━━ Provided material ━━

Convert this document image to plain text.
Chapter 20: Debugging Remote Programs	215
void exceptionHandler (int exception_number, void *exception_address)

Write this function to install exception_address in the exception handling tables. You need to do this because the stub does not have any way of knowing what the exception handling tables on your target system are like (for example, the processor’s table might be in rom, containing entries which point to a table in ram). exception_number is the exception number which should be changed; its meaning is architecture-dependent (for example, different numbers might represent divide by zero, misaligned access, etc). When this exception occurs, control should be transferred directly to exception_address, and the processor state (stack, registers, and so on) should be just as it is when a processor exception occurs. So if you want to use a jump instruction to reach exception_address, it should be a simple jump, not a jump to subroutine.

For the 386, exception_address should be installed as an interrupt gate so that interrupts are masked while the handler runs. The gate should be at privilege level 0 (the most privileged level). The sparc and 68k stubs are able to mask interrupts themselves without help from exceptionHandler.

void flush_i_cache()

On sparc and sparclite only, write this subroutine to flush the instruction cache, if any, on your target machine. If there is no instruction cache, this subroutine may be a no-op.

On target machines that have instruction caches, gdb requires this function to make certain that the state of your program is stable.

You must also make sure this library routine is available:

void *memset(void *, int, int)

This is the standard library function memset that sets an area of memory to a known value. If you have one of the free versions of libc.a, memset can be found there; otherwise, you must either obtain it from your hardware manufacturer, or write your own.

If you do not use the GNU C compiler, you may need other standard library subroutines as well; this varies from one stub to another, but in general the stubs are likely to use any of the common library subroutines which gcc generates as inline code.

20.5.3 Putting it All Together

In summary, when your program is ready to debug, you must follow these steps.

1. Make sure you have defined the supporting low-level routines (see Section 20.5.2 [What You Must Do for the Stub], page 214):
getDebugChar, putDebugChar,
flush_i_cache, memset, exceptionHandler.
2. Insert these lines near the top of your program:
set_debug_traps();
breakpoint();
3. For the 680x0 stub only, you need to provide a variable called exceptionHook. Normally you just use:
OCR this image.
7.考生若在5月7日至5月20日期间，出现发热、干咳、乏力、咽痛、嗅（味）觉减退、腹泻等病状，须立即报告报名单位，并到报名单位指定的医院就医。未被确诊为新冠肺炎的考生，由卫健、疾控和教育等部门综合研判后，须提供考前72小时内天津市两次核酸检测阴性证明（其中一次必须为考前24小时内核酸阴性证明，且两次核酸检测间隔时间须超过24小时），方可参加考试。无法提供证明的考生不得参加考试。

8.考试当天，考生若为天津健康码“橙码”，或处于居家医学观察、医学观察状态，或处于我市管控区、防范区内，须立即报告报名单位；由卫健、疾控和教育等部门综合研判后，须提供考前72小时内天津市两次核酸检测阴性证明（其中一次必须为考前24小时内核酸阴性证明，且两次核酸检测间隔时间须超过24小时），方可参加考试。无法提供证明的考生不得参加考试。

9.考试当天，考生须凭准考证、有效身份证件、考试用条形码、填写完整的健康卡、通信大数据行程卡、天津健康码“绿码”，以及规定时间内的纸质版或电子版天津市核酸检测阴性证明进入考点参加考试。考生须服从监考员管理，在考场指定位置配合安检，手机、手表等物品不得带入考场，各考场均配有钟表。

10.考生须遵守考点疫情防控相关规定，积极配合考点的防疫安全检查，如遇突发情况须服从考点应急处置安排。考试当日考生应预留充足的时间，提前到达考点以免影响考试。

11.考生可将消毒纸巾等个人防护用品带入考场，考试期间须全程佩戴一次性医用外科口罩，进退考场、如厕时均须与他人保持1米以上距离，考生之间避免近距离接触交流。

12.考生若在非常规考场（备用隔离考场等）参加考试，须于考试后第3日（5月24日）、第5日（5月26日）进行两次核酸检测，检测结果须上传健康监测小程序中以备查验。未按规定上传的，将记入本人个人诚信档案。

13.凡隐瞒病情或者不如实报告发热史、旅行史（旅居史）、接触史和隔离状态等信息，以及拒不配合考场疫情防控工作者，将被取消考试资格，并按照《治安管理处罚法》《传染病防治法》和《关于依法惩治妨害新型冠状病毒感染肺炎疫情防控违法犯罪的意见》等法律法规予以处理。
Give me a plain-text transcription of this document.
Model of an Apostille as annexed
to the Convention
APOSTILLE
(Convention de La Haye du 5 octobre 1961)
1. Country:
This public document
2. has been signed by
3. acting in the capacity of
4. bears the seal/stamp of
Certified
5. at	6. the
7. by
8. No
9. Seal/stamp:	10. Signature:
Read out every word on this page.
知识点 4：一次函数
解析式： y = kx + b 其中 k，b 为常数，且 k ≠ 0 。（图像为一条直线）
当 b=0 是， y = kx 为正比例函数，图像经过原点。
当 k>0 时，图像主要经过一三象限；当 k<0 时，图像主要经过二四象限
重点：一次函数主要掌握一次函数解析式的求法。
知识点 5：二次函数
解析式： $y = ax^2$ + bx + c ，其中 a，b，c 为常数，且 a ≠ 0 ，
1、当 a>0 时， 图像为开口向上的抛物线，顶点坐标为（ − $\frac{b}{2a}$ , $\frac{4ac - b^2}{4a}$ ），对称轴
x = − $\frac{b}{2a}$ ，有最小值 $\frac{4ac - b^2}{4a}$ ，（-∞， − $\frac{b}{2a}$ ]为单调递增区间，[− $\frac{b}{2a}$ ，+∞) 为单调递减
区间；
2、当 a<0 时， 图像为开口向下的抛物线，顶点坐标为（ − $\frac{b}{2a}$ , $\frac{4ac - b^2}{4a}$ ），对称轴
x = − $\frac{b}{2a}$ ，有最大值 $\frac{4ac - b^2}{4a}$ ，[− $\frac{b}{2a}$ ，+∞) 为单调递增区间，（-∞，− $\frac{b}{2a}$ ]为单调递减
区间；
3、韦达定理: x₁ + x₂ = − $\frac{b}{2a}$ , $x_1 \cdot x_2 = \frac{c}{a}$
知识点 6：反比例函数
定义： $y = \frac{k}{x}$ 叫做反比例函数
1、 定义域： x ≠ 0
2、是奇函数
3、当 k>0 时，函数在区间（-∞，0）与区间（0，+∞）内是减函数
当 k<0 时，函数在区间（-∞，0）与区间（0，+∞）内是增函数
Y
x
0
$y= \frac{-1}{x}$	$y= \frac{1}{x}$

━━━

=== Problem description ===
Extract the full listing above without altering anything.

=== Written reply ===
Convert this document image to plain text.
Chapter 20: Debugging Remote Programs	215
void exceptionHandler (int exception_number, void *exception_address)

Write this function to install exception_address in the exception handling tables. You need to do this because the stub does not have any way of knowing what the exception handling tables on your target system are like (for example, the processor’s table might be in rom, containing entries which point to a table in ram). exception_number is the exception number which should be changed; its meaning is architecture-dependent (for example, different numbers might represent divide by zero, misaligned access, etc). When this exception occurs, control should be transferred directly to exception_address, and the processor state (stack, registers, and so on) should be just as it is when a processor exception occurs. So if you want to use a jump instruction to reach exception_address, it should be a simple jump, not a jump to subroutine.

For the 386, exception_address should be installed as an interrupt gate so that interrupts are masked while the handler runs. The gate should be at privilege level 0 (the most privileged level). The sparc and 68k stubs are able to mask interrupts themselves without help from exceptionHandler.

void flush_i_cache()

On sparc and sparclite only, write this subroutine to flush the instruction cache, if any, on your target machine. If there is no instruction cache, this subroutine may be a no-op.

On target machines that have instruction caches, gdb requires this function to make certain that the state of your program is stable.

You must also make sure this library routine is available:

void *memset(void *, int, int)

This is the standard library function memset that sets an area of memory to a known value. If you have one of the free versions of libc.a, memset can be found there; otherwise, you must either obtain it from your hardware manufacturer, or write your own.

If you do not use the GNU C compiler, you may need other standard library subroutines as well; this varies from one stub to another, but in general the stubs are likely to use any of the common library subroutines which gcc generates as inline code.

20.5.3 Putting it All Together

In summary, when your program is ready to debug, you must follow these steps.

1. Make sure you have defined the supporting low-level routines (see Section 20.5.2 [What You Must Do for the Stub], page 214):
getDebugChar, putDebugChar,
flush_i_cache, memset, exceptionHandler.
2. Insert these lines near the top of your program:
set_debug_traps();
breakpoint();
3. For the 680x0 stub only, you need to provide a variable called exceptionHook. Normally you just use:
OCR this image.
7.考生若在5月7日至5月20日期间，出现发热、干咳、乏力、咽痛、嗅（味）觉减退、腹泻等病状，须立即报告报名单位，并到报名单位指定的医院就医。未被确诊为新冠肺炎的考生，由卫健、疾控和教育等部门综合研判后，须提供考前72小时内天津市两次核酸检测阴性证明（其中一次必须为考前24小时内核酸阴性证明，且两次核酸检测间隔时间须超过24小时），方可参加考试。无法提供证明的考生不得参加考试。

8.考试当天，考生若为天津健康码“橙码”，或处于居家医学观察、医学观察状态，或处于我市管控区、防范区内，须立即报告报名单位；由卫健、疾控和教育等部门综合研判后，须提供考前72小时内天津市两次核酸检测阴性证明（其中一次必须为考前24小时内核酸阴性证明，且两次核酸检测间隔时间须超过24小时），方可参加考试。无法提供证明的考生不得参加考试。

9.考试当天，考生须凭准考证、有效身份证件、考试用条形码、填写完整的健康卡、通信大数据行程卡、天津健康码“绿码”，以及规定时间内的纸质版或电子版天津市核酸检测阴性证明进入考点参加考试。考生须服从监考员管理，在考场指定位置配合安检，手机、手表等物品不得带入考场，各考场均配有钟表。

10.考生须遵守考点疫情防控相关规定，积极配合考点的防疫安全检查，如遇突发情况须服从考点应急处置安排。考试当日考生应预留充足的时间，提前到达考点以免影响考试。

11.考生可将消毒纸巾等个人防护用品带入考场，考试期间须全程佩戴一次性医用外科口罩，进退考场、如厕时均须与他人保持1米以上距离，考生之间避免近距离接触交流。

12.考生若在非常规考场（备用隔离考场等）参加考试，须于考试后第3日（5月24日）、第5日（5月26日）进行两次核酸检测，检测结果须上传健康监测小程序中以备查验。未按规定上传的，将记入本人个人诚信档案。

13.凡隐瞒病情或者不如实报告发热史、旅行史（旅居史）、接触史和隔离状态等信息，以及拒不配合考场疫情防控工作者，将被取消考试资格，并按照《治安管理处罚法》《传染病防治法》和《关于依法惩治妨害新型冠状病毒感染肺炎疫情防控违法犯罪的意见》等法律法规予以处理。
Give me a plain-text transcription of this document.
Model of an Apostille as annexed
to the Convention
APOSTILLE
(Convention de La Haye du 5 octobre 1961)
1. Country:
This public document
2. has been signed by
3. acting in the capacity of
4. bears the seal/stamp of
Certified
5. at	6. the
7. by
8. No
9. Seal/stamp:	10. Signature:
Read out every word on this page.
知识点 4：一次函数
解析式： y = kx + b 其中 k，b 为常数，且 k ≠ 0 。（图像为一条直线）
当 b=0 是， y = kx 为正比例函数，图像经过原点。
当 k>0 时，图像主要经过一三象限；当 k<0 时，图像主要经过二四象限
重点：一次函数主要掌握一次函数解析式的求法。
知识点 5：二次函数
解析式： $y = ax^2$ + bx + c ，其中 a，b，c 为常数，且 a ≠ 0 ，
1、当 a>0 时， 图像为开口向上的抛物线，顶点坐标为（ − $\frac{b}{2a}$ , $\frac{4ac - b^2}{4a}$ ），对称轴
x = − $\frac{b}{2a}$ ，有最小值 $\frac{4ac - b^2}{4a}$ ，（-∞， − $\frac{b}{2a}$ ]为单调递增区间，[− $\frac{b}{2a}$ ，+∞) 为单调递减
区间；
2、当 a<0 时， 图像为开口向下的抛物线，顶点坐标为（ − $\frac{b}{2a}$ , $\frac{4ac - b^2}{4a}$ ），对称轴
x = − $\frac{b}{2a}$ ，有最大值 $\frac{4ac - b^2}{4a}$ ，[− $\frac{b}{2a}$ ，+∞) 为单调递增区间，（-∞，− $\frac{b}{2a}$ ]为单调递减
区间；
3、韦达定理: x₁ + x₂ = − $\frac{b}{2a}$ , $x_1 \cdot x_2 = \frac{c}{a}$
知识点 6：反比例函数
定义： $y = \frac{k}{x}$ 叫做反比例函数
1、 定义域： x ≠ 0
2、是奇函数
3、当 k>0 时，函数在区间（-∞，0）与区间（0，+∞）内是减函数
当 k<0 时，函数在区间（-∞，0）与区间（0，+∞）内是增函数
Y
x
0
$y= \frac{-1}{x}$	$y= \frac{1}{x}$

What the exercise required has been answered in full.